==== Exercise input

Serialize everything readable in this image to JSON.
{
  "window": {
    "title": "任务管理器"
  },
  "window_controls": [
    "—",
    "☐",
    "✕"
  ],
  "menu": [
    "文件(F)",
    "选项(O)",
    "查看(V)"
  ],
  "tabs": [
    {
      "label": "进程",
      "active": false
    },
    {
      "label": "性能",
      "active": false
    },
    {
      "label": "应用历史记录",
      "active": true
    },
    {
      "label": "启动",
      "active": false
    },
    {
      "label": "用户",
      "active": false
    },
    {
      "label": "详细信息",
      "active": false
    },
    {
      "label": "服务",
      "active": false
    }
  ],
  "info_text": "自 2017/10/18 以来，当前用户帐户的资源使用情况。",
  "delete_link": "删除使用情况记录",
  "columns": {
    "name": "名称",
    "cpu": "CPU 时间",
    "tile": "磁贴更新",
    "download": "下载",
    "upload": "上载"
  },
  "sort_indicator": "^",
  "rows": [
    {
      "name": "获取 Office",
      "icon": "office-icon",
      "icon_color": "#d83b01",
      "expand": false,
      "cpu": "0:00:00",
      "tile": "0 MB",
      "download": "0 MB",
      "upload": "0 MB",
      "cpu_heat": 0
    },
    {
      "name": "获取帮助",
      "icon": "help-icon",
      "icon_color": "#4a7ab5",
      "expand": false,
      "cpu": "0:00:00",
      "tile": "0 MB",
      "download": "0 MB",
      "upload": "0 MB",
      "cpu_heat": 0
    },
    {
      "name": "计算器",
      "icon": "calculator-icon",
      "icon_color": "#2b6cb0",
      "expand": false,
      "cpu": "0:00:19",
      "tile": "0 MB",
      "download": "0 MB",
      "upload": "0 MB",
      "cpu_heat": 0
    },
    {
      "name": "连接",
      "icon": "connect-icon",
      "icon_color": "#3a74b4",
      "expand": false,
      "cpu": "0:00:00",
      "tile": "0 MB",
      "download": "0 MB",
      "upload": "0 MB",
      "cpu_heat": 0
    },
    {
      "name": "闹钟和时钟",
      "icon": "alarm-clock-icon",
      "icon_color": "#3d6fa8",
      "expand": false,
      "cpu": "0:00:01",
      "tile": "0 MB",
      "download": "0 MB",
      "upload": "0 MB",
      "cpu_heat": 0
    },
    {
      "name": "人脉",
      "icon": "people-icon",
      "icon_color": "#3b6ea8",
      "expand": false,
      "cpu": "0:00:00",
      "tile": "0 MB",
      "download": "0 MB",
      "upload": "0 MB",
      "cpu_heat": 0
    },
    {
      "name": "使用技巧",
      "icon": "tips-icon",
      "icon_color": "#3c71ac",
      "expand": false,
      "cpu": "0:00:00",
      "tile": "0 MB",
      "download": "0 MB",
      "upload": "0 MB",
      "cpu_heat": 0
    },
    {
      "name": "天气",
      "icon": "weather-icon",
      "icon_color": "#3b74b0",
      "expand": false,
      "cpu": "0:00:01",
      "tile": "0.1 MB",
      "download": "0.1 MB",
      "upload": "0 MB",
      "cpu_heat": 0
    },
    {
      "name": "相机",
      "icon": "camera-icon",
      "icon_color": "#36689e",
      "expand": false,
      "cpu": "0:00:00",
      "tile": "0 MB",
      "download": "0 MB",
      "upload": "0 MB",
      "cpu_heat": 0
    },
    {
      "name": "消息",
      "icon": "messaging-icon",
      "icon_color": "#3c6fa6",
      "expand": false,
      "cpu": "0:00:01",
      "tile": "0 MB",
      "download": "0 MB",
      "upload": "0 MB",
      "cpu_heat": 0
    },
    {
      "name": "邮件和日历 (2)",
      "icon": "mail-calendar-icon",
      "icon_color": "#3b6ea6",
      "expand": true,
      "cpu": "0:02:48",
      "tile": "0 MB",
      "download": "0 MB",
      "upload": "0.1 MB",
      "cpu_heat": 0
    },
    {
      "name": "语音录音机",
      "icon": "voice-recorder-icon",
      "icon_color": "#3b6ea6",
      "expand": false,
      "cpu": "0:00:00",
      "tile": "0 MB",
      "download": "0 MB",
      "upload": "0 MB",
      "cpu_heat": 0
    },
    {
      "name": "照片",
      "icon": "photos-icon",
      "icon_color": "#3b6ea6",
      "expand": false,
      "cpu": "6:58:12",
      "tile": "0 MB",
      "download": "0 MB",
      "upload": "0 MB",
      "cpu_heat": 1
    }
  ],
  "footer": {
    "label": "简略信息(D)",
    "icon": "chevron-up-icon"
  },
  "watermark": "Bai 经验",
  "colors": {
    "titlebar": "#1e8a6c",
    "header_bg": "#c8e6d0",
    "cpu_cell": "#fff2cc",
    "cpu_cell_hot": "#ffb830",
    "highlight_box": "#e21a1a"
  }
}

========

* To do:
Output the complete data exactly as written.

* Solution to this task:
Serialize everything readable in this image to JSON.
{
  "window": {
    "title": "任务管理器"
  },
  "window_controls": [
    "—",
    "☐",
    "✕"
  ],
  "menu": [
    "文件(F)",
    "选项(O)",
    "查看(V)"
  ],
  "tabs": [
    {
      "label": "进程",
      "active": false
    },
    {
      "label": "性能",
      "active": false
    },
    {
      "label": "应用历史记录",
      "active": true
    },
    {
      "label": "启动",
      "active": false
    },
    {
      "label": "用户",
      "active": false
    },
    {
      "label": "详细信息",
      "active": false
    },
    {
      "label": "服务",
      "active": false
    }
  ],
  "info_text": "自 2017/10/18 以来，当前用户帐户的资源使用情况。",
  "delete_link": "删除使用情况记录",
  "columns": {
    "name": "名称",
    "cpu": "CPU 时间",
    "tile": "磁贴更新",
    "download": "下载",
    "upload": "上载"
  },
  "sort_indicator": "^",
  "rows": [
    {
      "name": "获取 Office",
      "icon": "office-icon",
      "icon_color": "#d83b01",
      "expand": false,
      "cpu": "0:00:00",
      "tile": "0 MB",
      "download": "0 MB",
      "upload": "0 MB",
      "cpu_heat": 0
    },
    {
      "name": "获取帮助",
      "icon": "help-icon",
      "icon_color": "#4a7ab5",
      "expand": false,
      "cpu": "0:00:00",
      "tile": "0 MB",
      "download": "0 MB",
      "upload": "0 MB",
      "cpu_heat": 0
    },
    {
      "name": "计算器",
      "icon": "calculator-icon",
      "icon_color": "#2b6cb0",
      "expand": false,
      "cpu": "0:00:19",
      "tile": "0 MB",
      "download": "0 MB",
      "upload": "0 MB",
      "cpu_heat": 0
    },
    {
      "name": "连接",
      "icon": "connect-icon",
      "icon_color": "#3a74b4",
      "expand": false,
      "cpu": "0:00:00",
      "tile": "0 MB",
      "download": "0 MB",
      "upload": "0 MB",
      "cpu_heat": 0
    },
    {
      "name": "闹钟和时钟",
      "icon": "alarm-clock-icon",
      "icon_color": "#3d6fa8",
      "expand": false,
      "cpu": "0:00:01",
      "tile": "0 MB",
      "download": "0 MB",
      "upload": "0 MB",
      "cpu_heat": 0
    },
    {
      "name": "人脉",
      "icon": "people-icon",
      "icon_color": "#3b6ea8",
      "expand": false,
      "cpu": "0:00:00",
      "tile": "0 MB",
      "download": "0 MB",
      "upload": "0 MB",
      "cpu_heat": 0
    },
    {
      "name": "使用技巧",
      "icon": "tips-icon",
      "icon_color": "#3c71ac",
      "expand": false,
      "cpu": "0:00:00",
      "tile": "0 MB",
      "download": "0 MB",
      "upload": "0 MB",
      "cpu_heat": 0
    },
    {
      "name": "天气",
      "icon": "weather-icon",
      "icon_color": "#3b74b0",
      "expand": false,
      "cpu": "0:00:01",
      "tile": "0.1 MB",
      "download": "0.1 MB",
      "upload": "0 MB",
      "cpu_heat": 0
    },
    {
      "name": "相机",
      "icon": "camera-icon",
      "icon_color": "#36689e",
      "expand": false,
      "cpu": "0:00:00",
      "tile": "0 MB",
      "download": "0 MB",
      "upload": "0 MB",
      "cpu_heat": 0
    },
    {
      "name": "消息",
      "icon": "messaging-icon",
      "icon_color": "#3c6fa6",
      "expand": false,
      "cpu": "0:00:01",
      "tile": "0 MB",
      "download": "0 MB",
      "upload": "0 MB",
      "cpu_heat": 0
    },
    {
      "name": "邮件和日历 (2)",
      "icon": "mail-calendar-icon",
      "icon_color": "#3b6ea6",
      "expand": true,
      "cpu": "0:02:48",
      "tile": "0 MB",
      "download": "0 MB",
      "upload": "0.1 MB",
      "cpu_heat": 0
    },
    {
      "name": "语音录音机",
      "icon": "voice-recorder-icon",
      "icon_color": "#3b6ea6",
      "expand": false,
      "cpu": "0:00:00",
      "tile": "0 MB",
      "download": "0 MB",
      "upload": "0 MB",
      "cpu_heat": 0
    },
    {
      "name": "照片",
      "icon": "photos-icon",
      "icon_color": "#3b6ea6",
      "expand": false,
      "cpu": "6:58:12",
      "tile": "0 MB",
      "download": "0 MB",
      "upload": "0 MB",
      "cpu_heat": 1
    }
  ],
  "footer": {
    "label": "简略信息(D)",
    "icon": "chevron-up-icon"
  },
  "watermark": "Bai 经验",
  "colors": {
    "titlebar": "#1e8a6c",
    "header_bg": "#c8e6d0",
    "cpu_cell": "#fff2cc",
    "cpu_cell_hot": "#ffb830",
    "highlight_box": "#e21a1a"
  }
}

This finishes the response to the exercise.